Each record that follows should be repeated exactly, minus any images.

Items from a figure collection
— START —
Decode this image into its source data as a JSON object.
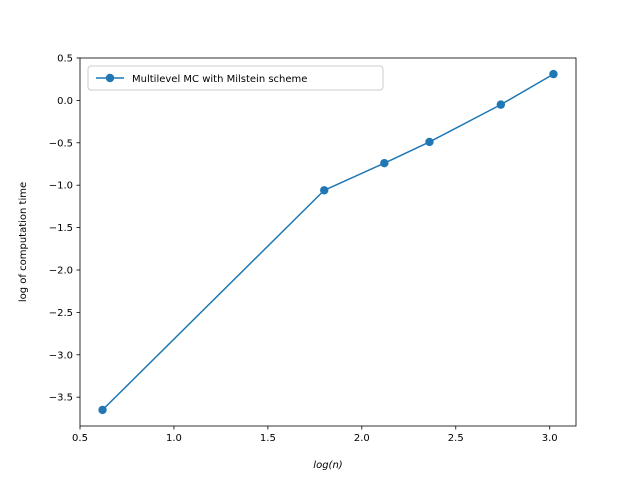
{
  "chart_data": {
    "type": "line",
    "title": "",
    "xlabel": "log(n)",
    "ylabel": "log of computation time",
    "xlim": [
      0.5,
      3.14
    ],
    "ylim": [
      -3.84,
      0.5
    ],
    "xticks": [
      0.5,
      1.0,
      1.5,
      2.0,
      2.5,
      3.0
    ],
    "xtick_labels": [
      "0.5",
      "1.0",
      "1.5",
      "2.0",
      "2.5",
      "3.0"
    ],
    "yticks": [
      0.5,
      0.0,
      -0.5,
      -1.0,
      -1.5,
      -2.0,
      -2.5,
      -3.0,
      -3.5
    ],
    "ytick_labels": [
      "0.5",
      "0.0",
      "−0.5",
      "−1.0",
      "−1.5",
      "−2.0",
      "−2.5",
      "−3.0",
      "−3.5"
    ],
    "grid": false,
    "legend_position": "top-left",
    "series": [
      {
        "name": "Multilevel MC with Milstein scheme",
        "color": "#1f77b4",
        "marker": "circle",
        "x": [
          0.62,
          1.8,
          2.12,
          2.36,
          2.74,
          3.02
        ],
        "y": [
          -3.65,
          -1.06,
          -0.74,
          -0.49,
          -0.05,
          0.31
        ]
      }
    ]
  }
}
— END —
▸ **EXERCISE OUTPUT**:
Decode this image into its source data as a JSON object.
{
  "chart_data": {
    "type": "line",
    "title": "",
    "xlabel": "log(n)",
    "ylabel": "log of computation time",
    "xlim": [
      0.5,
      3.14
    ],
    "ylim": [
      -3.84,
      0.5
    ],
    "xticks": [
      0.5,
      1.0,
      1.5,
      2.0,
      2.5,
      3.0
    ],
    "xtick_labels": [
      "0.5",
      "1.0",
      "1.5",
      "2.0",
      "2.5",
      "3.0"
    ],
    "yticks": [
      0.5,
      0.0,
      -0.5,
      -1.0,
      -1.5,
      -2.0,
      -2.5,
      -3.0,
      -3.5
    ],
    "ytick_labels": [
      "0.5",
      "0.0",
      "−0.5",
      "−1.0",
      "−1.5",
      "−2.0",
      "−2.5",
      "−3.0",
      "−3.5"
    ],
    "grid": false,
    "legend_position": "top-left",
    "series": [
      {
        "name": "Multilevel MC with Milstein scheme",
        "color": "#1f77b4",
        "marker": "circle",
        "x": [
          0.62,
          1.8,
          2.12,
          2.36,
          2.74,
          3.02
        ],
        "y": [
          -3.65,
          -1.06,
          -0.74,
          -0.49,
          -0.05,
          0.31
        ]
      }
    ]
  }
}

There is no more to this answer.